TASK OBJECTIVE -
Collect every line from the data below that contains the string "seat".
──────── RECORDS FOR PROCESSING ────────
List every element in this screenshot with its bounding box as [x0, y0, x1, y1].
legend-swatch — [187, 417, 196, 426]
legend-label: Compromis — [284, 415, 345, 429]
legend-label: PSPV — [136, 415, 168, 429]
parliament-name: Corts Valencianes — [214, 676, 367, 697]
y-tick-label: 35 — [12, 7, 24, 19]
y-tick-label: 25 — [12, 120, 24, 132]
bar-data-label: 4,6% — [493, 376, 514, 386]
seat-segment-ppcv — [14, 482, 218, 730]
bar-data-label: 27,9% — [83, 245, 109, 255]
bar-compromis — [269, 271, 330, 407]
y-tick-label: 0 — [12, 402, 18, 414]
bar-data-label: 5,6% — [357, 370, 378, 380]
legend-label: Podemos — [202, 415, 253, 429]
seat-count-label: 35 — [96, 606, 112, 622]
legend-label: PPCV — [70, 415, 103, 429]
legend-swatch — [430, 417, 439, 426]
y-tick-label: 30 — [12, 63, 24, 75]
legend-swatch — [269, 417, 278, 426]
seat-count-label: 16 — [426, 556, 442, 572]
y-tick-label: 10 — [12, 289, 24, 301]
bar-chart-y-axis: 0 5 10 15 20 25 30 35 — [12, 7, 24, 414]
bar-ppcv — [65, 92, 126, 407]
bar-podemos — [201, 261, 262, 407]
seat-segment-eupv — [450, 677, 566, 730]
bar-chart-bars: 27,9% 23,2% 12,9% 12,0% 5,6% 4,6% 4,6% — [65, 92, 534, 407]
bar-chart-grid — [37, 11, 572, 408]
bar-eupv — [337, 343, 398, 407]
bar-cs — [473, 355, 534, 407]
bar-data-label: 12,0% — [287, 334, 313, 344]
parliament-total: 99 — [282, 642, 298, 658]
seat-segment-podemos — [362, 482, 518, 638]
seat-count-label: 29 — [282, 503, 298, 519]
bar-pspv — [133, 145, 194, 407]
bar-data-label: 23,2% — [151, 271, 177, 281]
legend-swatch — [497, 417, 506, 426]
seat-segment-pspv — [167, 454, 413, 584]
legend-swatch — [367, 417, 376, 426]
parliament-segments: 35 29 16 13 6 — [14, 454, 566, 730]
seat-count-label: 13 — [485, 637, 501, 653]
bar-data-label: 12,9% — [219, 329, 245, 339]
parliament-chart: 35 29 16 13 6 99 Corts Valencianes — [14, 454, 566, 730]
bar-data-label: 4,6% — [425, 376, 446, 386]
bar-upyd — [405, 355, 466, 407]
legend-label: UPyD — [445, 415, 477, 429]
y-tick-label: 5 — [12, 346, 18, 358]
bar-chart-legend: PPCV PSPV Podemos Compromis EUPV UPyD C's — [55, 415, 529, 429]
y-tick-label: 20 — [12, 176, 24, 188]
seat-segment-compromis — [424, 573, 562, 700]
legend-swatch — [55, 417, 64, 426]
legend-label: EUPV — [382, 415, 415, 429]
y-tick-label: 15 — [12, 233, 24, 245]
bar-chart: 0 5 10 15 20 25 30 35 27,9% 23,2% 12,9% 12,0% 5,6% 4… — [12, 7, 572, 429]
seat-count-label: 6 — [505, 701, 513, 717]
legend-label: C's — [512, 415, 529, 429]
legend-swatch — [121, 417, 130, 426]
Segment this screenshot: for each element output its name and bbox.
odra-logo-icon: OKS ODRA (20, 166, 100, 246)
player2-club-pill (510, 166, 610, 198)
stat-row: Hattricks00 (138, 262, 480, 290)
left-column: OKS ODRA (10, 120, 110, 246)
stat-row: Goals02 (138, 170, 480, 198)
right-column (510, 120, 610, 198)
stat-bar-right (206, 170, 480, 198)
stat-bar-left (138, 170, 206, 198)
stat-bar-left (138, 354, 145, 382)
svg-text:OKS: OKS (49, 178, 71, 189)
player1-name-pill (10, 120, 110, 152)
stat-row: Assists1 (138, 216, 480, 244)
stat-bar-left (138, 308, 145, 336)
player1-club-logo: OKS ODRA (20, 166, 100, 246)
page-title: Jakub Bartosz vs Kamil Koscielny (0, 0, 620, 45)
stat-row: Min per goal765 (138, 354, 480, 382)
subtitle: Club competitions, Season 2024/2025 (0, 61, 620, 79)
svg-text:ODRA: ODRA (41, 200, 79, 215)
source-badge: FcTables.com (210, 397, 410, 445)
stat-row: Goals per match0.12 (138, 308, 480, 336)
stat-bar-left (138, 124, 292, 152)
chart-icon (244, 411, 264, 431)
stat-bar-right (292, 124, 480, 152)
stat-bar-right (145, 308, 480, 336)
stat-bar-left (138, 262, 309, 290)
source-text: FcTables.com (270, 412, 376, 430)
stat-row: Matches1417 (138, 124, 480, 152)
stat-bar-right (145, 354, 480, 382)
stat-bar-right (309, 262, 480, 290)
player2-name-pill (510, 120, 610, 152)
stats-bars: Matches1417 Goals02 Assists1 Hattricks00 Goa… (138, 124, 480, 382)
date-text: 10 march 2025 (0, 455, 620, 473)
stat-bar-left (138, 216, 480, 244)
────────
EXERCISE OUTPUT -
seat-segment-ppcv — [14, 482, 218, 730]
seat-count-label: 35 — [96, 606, 112, 622]
seat-count-label: 16 — [426, 556, 442, 572]
seat-segment-eupv — [450, 677, 566, 730]
seat-segment-podemos — [362, 482, 518, 638]
seat-count-label: 29 — [282, 503, 298, 519]
seat-segment-pspv — [167, 454, 413, 584]
seat-count-label: 13 — [485, 637, 501, 653]
seat-segment-compromis — [424, 573, 562, 700]
seat-count-label: 6 — [505, 701, 513, 717]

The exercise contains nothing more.